TEXTE À LIRE:
------
Où sont-elles ?

Publié le 8 janvier 2013

Par Andrée Lévesque, professeure émérite du département d’histoire de l’Université McGill

Version PDF
Bédard, Éric, Histoire du Québec pour les nuls

La synthèse historique L’Histoire du Québec pour les nuls, écrite par l’historien Éric Bédard, a été publiée en 2012 dans la collection grand public « Pour les nuls » des Éditions First. Sa publication a suscité divers débat, notamment sur la place qui est accordée à l’histoire des femmes. 

Sur ma page Facebook, j’ai partagé la référence à l’échange entre Micheline Dumont et Éric Bédard dans Le Devoir au sujet de la présence des femmes dans L’Histoire du Québec pour les nuls. Le jour même, mon amie Gratia O’Leary m’a envoyé ce message : « Très désagréable impression de règlement de compte en lisant les deux textes. Comme lecteurs et lectrices nous méritons que vous ayez une polémique d’universitaires, aussi valables l’une que l’autre, de plus haut niveau. » Son commentaire m’a fait réfléchir: si les questions historiographiques ennuient généralement le grand public, il se trouve des gens qui s’intéressent à nos polémiques et nous leur devons des explications.
------
Listes des éléments de mise en page encadrés:
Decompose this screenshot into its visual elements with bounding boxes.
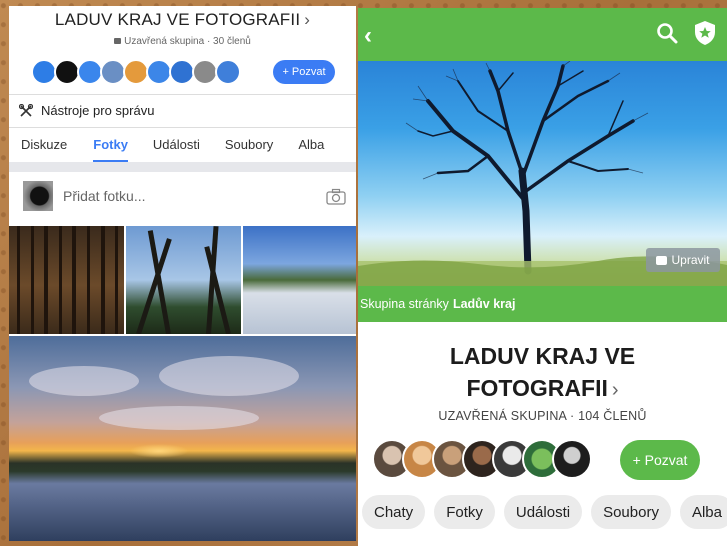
member-avatars[interactable] <box>31 58 241 86</box>
photo-frozen-pond[interactable] <box>243 226 356 334</box>
avatar <box>23 181 53 211</box>
group-meta-text: Uzavřená skupina · 30 členů <box>124 36 251 47</box>
group-meta: UZAVŘENÁ SKUPINA · 104 ČLENŮ <box>438 409 647 423</box>
invite-button[interactable]: + Pozvat <box>273 60 335 84</box>
tab-files[interactable]: Soubory <box>591 495 671 529</box>
avatar <box>552 439 592 479</box>
shield-icon[interactable] <box>694 20 716 46</box>
group-title[interactable]: LADUV KRAJ VE FOTOGRAFII › <box>9 10 356 30</box>
lock-icon <box>114 38 122 44</box>
group-tabs: Chaty Fotky Události Soubory Alba <box>362 495 727 529</box>
edit-cover-button[interactable]: Upravit <box>646 248 720 272</box>
tab-events[interactable]: Události <box>503 495 583 529</box>
group-of-page-bar[interactable]: Skupina stránky Ladův kraj <box>358 286 727 322</box>
member-avatars[interactable] <box>372 438 592 480</box>
tab-albums[interactable]: Alba <box>679 495 727 529</box>
tab-photos[interactable]: Fotky <box>93 132 128 162</box>
search-icon[interactable] <box>656 22 678 44</box>
group-title[interactable]: LADUV KRAJ VE FOTOGRAFII › <box>358 340 727 406</box>
right-screenshot: ‹ Upravit Skupina stránky Ladův kraj LAD… <box>358 8 727 546</box>
camera-icon[interactable] <box>326 188 346 205</box>
group-tabs: Diskuze Fotky Události Soubory Alba <box>9 132 356 162</box>
section-separator <box>9 162 356 172</box>
chevron-right-icon: › <box>611 379 619 401</box>
tab-albums[interactable]: Alba <box>298 132 324 162</box>
admin-tools-link[interactable]: Nástroje pro správu <box>19 103 154 118</box>
add-photo-row[interactable]: Přidat fotku... <box>9 172 356 220</box>
divider <box>9 94 356 95</box>
tab-chats[interactable]: Chaty <box>362 495 426 529</box>
group-title-text: LADUV KRAJ VE FOTOGRAFII <box>54 10 301 29</box>
group-meta: Uzavřená skupina · 30 členů <box>9 36 356 47</box>
group-title-line2: FOTOGRAFII <box>466 375 608 401</box>
tab-photos[interactable]: Fotky <box>434 495 495 529</box>
tab-discussion[interactable]: Diskuze <box>21 132 67 162</box>
back-icon[interactable]: ‹ <box>364 22 372 50</box>
photo-lake-trees[interactable] <box>126 226 241 334</box>
top-bar: ‹ <box>358 8 727 61</box>
camera-icon <box>656 255 668 265</box>
photo-sunset[interactable] <box>9 336 356 541</box>
edit-cover-label: Upravit <box>671 253 710 267</box>
admin-tools-label: Nástroje pro správu <box>41 103 155 118</box>
group-of-page-name[interactable]: Ladův kraj <box>453 297 516 311</box>
avatar <box>215 59 241 85</box>
photo-forest[interactable] <box>9 226 124 334</box>
left-screenshot: LADUV KRAJ VE FOTOGRAFII › Uzavřená skupi… <box>9 6 356 541</box>
group-title-line1: LADUV KRAJ VE <box>449 343 636 369</box>
divider <box>9 127 356 128</box>
invite-button[interactable]: + Pozvat <box>620 440 700 480</box>
tab-events[interactable]: Události <box>153 132 200 162</box>
wrench-icon <box>19 103 33 117</box>
tab-files[interactable]: Soubory <box>225 132 273 162</box>
chevron-right-icon: › <box>304 10 311 29</box>
add-photo-input[interactable]: Přidat fotku... <box>63 188 326 204</box>
group-of-page-prefix: Skupina stránky <box>360 297 449 311</box>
------
DÉFI 1:
Réponds à ces questions sur le texte « Où sont-elles ? » :
(a) En quelle année L'Histoire du Québec pour les nuls a-t-elle été publiée ?
(b) Dans quel journal a paru l'échange entre Micheline Dumont et Éric Bédard ?
(c) Qui a envoyé un message le jour même du partage sur Facebook ?
DÉFI 2:
Réécris le passage du texte « Où sont-elles ? » qui va de « Où sont-elles ? » à « l’histoire des femmes. », en mettant « Éditions Larousse » à la place de « Éditions First ».
DÉFI 3:
Prolonge le texte « Où sont-elles ? » à partir de sa dernière phrase.
Les entrées ne servent à rien ici.

RÉPONSE 1:
(a) En 2012.
(b) Dans Le Devoir.
(c) Gratia O'Leary.

RÉPONSE 2:
Où sont-elles ?

Publié le 8 janvier 2013

Par Andrée Lévesque, professeure émérite du département d’histoire de l’Université McGill

Version PDF
Bédard, Éric, Histoire du Québec pour les nuls

La synthèse historique L’Histoire du Québec pour les nuls, écrite par l’historien Éric Bédard, a été publiée en 2012 dans la collection grand public « Pour les nuls » des Éditions Larousse. Sa publication a suscité divers débat, notamment sur la place qui est accordée à l’histoire des femmes.

RÉPONSE 3:
Ce livre fait partie d’une collection qui, depuis une dizaine d’années, a publié des douzaines d’ouvrages sur des sujets allant du Yoga pour les nuls à la Ve République pour les nuls, dont la lecture, si j’en juge par son site internet, saura vous « faire briller en société ». Cette collection se veut avant tout didactique et accessible à un large lectorat, comme en témoignent certains paragraphes agrémentés d’une icône qui dit : « Le saviez-vous ? », « Anecdote », « Chez nos voisins » pour contextualiser, ou simplement « Portrait » et « Date clé ».  Cette synthèse doit composer avec toutes les contraintes du genre : limite du nombre de mots, absence de référence, style animé et pas trop docte.  L’auteur a bien rencontré ces exigences et on doit admirer le courage de toute personne qui accepte de rédiger une synthèse qui, pour un historien habitué aux monographies, est un ouvrage difficile entre tous. Difficile non seulement pour les contraintes éditoriales, mais parce que toute histoire repose sur des choix, souvent déchirants, toujours politiques.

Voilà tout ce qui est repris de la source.